[Instructions for the task]
Among the entries below, count the lines that contain the word "grey". Write down only the total.

[Figure data in JSON]

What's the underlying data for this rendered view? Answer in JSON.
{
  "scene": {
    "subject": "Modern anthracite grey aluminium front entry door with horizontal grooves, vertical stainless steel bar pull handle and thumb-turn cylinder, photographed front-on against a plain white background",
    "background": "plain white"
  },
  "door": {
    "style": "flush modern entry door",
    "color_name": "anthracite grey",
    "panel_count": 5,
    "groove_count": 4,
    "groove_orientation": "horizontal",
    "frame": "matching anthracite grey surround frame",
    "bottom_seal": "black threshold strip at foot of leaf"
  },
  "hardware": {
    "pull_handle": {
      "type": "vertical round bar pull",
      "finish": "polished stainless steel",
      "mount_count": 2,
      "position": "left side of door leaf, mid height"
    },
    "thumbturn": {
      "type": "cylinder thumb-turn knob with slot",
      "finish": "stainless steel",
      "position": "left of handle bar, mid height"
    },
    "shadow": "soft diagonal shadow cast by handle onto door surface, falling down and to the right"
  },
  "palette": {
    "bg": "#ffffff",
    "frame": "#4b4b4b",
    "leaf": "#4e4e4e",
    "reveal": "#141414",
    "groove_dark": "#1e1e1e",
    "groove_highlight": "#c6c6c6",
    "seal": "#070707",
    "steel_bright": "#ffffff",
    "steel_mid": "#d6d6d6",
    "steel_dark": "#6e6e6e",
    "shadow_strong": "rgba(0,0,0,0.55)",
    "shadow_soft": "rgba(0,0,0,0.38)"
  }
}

[Finished answer]
3